Figure 2.

Enzyme activity of GnT-V WT and ΔN toward oligosaccharide substrates.A, lysates of HeLa cells expressing GnT-V WT or ΔN were reacted with GnGnbi-PA or GnGnbi-Asn-PNSNB as the oligosaccharide acceptor. The acceptor substrates and the GnT-V products were separated using reverse-phase HPLC. B, the activity of GnT-V WT or ΔN calculated by the peak area in (A) (n = 4, means ± S.D.). The samples were collected from independent sets of transfected cells. The p value was calculated by Holm-Sidak’s test. N.S., not significant. C, plasmid constructs of soluble GnT-V WT and ΔN used in this study. D, left, soluble GnT-V WT or ΔN was expressed in COS7 cells and purified from the culture supernatants using Ni²⁺-beads. Purified GnT-V WT or ΔN was separated by SDS-PAGE and stained with CBB. ∗non-specific band. Right, the activity of purified soluble GnT-V WT or ΔN was measured, same as (A) (n = 3, mean ± S.D.). Three independent assays were carried out using the same purified enzymes. The p value was calculated by 2-way ANOVA and multiple t test. N.S., not significant. GnT-V, N-acetylglucosaminyltransferase-V; PA, 2-aminopyridine; PNSNB, (N-(2-(2-pyridylamino)ethyl)succinamic acid 5-norbornene-2,3-dicarboxyimide ester).

**GIVEN INFORMATION**
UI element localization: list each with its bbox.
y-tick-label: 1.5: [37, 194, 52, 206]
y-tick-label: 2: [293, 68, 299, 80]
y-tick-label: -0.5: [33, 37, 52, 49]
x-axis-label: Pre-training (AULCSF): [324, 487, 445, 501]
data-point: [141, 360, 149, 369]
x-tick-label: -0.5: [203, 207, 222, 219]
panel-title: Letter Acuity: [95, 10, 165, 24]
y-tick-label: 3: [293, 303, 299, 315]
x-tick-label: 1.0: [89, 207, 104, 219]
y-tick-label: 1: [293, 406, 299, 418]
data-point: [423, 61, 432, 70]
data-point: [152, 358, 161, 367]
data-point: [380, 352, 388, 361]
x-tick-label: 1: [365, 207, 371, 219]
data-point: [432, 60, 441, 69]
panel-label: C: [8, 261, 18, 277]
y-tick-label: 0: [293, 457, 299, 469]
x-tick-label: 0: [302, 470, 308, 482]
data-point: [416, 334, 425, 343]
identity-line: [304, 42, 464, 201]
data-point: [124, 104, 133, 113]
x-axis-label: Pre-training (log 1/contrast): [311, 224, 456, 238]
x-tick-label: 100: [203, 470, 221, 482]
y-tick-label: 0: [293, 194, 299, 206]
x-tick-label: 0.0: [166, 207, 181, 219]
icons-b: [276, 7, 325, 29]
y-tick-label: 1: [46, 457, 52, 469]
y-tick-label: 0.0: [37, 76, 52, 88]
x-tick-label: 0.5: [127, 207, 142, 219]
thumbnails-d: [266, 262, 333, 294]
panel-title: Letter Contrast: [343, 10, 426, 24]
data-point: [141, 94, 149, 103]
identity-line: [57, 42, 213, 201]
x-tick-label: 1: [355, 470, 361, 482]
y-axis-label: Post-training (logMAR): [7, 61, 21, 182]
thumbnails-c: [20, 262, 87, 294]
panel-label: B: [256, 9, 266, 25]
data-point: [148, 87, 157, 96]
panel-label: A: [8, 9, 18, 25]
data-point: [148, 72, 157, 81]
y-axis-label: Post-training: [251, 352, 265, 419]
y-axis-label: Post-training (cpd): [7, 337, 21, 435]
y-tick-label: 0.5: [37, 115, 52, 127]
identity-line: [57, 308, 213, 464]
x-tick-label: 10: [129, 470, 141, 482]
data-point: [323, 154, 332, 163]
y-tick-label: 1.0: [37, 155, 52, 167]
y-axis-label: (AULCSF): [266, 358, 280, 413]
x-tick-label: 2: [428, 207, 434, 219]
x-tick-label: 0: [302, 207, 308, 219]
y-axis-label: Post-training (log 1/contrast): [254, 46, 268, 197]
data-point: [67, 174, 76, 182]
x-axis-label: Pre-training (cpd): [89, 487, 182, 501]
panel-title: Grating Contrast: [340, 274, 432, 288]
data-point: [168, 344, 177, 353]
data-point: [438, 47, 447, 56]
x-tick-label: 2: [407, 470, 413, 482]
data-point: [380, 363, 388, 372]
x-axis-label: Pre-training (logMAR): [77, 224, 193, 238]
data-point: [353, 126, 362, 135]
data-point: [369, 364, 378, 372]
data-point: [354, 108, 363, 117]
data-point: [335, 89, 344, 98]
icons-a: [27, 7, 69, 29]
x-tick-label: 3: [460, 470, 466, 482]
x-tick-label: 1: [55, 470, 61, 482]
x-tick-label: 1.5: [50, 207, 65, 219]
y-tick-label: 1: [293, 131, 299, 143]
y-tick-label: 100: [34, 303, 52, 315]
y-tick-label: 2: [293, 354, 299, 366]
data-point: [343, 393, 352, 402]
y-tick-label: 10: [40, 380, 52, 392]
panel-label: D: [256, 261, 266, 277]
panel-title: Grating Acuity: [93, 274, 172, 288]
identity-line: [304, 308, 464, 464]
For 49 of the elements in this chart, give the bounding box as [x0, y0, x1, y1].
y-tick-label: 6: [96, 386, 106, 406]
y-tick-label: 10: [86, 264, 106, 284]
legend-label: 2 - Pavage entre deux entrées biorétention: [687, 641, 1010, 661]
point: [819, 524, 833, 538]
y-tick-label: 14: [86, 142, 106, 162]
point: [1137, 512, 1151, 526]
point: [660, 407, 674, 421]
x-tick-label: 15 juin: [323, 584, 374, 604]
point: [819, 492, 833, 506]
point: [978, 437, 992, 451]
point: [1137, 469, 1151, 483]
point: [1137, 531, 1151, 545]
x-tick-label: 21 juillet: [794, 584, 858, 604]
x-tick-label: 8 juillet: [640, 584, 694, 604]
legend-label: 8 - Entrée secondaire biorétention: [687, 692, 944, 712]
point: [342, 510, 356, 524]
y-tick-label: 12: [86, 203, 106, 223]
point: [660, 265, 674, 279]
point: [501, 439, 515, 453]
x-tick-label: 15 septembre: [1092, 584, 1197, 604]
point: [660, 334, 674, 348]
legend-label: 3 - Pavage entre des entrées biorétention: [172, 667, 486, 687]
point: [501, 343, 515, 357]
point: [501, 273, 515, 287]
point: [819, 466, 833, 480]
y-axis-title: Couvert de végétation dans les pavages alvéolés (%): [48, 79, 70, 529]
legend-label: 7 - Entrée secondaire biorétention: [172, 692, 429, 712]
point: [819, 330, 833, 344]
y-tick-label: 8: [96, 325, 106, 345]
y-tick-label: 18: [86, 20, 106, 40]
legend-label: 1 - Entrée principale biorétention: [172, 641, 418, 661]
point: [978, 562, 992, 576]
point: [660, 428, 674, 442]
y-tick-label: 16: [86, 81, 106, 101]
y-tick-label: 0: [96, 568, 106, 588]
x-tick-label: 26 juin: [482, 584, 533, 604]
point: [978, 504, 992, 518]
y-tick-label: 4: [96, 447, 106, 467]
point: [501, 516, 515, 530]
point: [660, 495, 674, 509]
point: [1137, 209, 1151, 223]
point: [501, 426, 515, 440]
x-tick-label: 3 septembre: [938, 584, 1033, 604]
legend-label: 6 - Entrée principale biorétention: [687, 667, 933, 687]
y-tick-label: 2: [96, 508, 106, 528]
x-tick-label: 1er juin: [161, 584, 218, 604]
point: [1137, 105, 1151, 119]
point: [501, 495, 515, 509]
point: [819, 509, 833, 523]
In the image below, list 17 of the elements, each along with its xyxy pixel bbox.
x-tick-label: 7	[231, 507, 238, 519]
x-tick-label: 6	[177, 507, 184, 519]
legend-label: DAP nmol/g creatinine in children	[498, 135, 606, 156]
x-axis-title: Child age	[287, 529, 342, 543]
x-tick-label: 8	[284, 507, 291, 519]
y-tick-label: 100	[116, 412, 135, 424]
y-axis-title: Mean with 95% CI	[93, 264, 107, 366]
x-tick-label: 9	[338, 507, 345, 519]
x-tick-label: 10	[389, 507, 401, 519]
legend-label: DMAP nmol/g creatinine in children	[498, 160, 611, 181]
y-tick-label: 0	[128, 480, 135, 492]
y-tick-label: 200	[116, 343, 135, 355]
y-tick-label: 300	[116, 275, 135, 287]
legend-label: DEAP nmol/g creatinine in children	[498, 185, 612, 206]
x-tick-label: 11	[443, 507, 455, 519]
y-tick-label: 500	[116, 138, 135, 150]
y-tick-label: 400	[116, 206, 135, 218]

**ACTION ITEM**
List every statistical method that the figure legend says was used to calculate a p value.

**EXERCISE RESPONSE**
Holm-Sidak's test, 2-way ANOVA, multiple t test